## [Material supplied]
☆ ☆ ☆
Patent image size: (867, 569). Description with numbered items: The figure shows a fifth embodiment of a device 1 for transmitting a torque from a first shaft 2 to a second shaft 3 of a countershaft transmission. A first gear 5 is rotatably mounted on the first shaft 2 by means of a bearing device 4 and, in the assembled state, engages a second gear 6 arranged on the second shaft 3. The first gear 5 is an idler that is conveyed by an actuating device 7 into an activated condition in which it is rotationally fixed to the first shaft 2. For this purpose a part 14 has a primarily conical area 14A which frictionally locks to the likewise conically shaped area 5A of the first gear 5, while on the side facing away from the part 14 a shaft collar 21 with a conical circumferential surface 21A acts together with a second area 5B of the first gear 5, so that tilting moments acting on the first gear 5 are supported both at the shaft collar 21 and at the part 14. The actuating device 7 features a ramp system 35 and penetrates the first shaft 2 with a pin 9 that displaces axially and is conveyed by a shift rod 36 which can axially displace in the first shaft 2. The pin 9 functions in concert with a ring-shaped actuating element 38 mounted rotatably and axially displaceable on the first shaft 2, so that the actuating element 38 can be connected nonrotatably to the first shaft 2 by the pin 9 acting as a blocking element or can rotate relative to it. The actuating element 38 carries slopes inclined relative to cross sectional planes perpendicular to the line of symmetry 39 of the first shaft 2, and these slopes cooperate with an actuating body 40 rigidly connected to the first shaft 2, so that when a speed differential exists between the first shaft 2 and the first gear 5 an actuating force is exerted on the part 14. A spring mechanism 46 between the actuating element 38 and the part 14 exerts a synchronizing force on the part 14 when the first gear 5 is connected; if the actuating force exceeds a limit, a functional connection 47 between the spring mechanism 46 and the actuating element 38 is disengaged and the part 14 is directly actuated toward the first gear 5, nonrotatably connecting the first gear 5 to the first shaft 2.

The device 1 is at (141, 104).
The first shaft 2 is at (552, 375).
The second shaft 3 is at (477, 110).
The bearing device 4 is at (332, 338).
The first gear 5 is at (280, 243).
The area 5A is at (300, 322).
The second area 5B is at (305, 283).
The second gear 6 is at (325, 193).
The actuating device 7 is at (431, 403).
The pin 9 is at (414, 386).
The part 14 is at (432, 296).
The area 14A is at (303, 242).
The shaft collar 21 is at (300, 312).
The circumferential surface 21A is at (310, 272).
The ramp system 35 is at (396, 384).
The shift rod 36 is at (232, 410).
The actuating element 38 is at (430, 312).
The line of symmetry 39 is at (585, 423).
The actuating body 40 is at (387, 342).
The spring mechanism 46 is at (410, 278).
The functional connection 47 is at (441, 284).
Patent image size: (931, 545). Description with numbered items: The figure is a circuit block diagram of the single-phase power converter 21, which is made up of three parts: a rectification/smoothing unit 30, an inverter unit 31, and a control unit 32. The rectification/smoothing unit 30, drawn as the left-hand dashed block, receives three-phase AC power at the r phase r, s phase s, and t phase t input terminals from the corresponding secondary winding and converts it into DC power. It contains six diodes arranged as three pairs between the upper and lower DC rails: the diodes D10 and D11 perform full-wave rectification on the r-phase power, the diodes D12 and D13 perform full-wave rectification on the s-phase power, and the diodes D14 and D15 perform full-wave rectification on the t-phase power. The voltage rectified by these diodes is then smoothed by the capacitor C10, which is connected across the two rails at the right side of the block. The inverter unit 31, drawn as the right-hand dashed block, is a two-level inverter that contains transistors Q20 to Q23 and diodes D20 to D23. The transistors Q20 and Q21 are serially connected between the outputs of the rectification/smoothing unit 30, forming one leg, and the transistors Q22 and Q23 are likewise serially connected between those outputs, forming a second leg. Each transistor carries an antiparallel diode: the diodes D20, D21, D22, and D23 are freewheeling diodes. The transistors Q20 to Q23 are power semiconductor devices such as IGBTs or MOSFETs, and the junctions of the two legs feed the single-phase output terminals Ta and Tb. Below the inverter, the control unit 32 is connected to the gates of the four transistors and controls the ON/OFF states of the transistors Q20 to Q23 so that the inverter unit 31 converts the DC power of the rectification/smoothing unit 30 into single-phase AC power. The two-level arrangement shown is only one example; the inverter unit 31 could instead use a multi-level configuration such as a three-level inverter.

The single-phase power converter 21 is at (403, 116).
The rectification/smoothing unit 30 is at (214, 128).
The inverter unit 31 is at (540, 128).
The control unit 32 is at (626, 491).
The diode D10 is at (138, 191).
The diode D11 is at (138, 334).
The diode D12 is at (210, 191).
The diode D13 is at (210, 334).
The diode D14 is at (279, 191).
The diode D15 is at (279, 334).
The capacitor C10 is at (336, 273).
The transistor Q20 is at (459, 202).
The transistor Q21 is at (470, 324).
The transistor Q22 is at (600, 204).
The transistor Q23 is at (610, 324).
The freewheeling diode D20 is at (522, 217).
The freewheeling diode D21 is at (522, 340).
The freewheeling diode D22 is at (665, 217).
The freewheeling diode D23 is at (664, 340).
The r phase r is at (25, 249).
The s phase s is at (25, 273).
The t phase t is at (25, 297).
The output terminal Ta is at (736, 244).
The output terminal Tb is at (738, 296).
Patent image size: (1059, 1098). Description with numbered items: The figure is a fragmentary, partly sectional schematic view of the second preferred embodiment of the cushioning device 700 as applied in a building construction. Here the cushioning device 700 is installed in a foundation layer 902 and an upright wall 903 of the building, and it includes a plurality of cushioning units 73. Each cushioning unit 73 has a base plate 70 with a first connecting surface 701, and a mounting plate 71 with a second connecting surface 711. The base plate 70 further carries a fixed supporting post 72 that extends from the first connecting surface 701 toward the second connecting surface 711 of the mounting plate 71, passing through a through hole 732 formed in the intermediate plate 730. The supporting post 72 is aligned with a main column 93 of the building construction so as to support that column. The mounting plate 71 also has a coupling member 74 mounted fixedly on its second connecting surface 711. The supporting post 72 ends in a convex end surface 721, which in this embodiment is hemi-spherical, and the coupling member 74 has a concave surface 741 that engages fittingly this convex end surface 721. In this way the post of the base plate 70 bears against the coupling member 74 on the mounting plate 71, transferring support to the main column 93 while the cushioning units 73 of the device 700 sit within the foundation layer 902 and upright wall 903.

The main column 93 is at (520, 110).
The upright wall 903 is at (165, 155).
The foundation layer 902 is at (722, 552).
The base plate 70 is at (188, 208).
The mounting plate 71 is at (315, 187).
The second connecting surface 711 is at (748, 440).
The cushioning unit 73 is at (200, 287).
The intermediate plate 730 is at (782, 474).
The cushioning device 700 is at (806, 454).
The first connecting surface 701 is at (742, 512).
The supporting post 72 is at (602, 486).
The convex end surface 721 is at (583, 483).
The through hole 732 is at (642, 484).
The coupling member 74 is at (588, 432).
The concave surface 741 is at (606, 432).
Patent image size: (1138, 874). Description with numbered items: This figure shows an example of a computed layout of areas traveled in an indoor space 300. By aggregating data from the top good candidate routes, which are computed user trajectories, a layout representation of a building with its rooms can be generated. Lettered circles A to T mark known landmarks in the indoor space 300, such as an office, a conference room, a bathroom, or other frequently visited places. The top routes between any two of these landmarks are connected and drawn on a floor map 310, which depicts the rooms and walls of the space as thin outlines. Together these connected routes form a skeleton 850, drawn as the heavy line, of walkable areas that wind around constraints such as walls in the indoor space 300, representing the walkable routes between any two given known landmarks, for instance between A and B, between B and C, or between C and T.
☆ ☆ ☆
Count how many lines of the items above contain the word "convex", and give only that number.

## [Exercise result]
2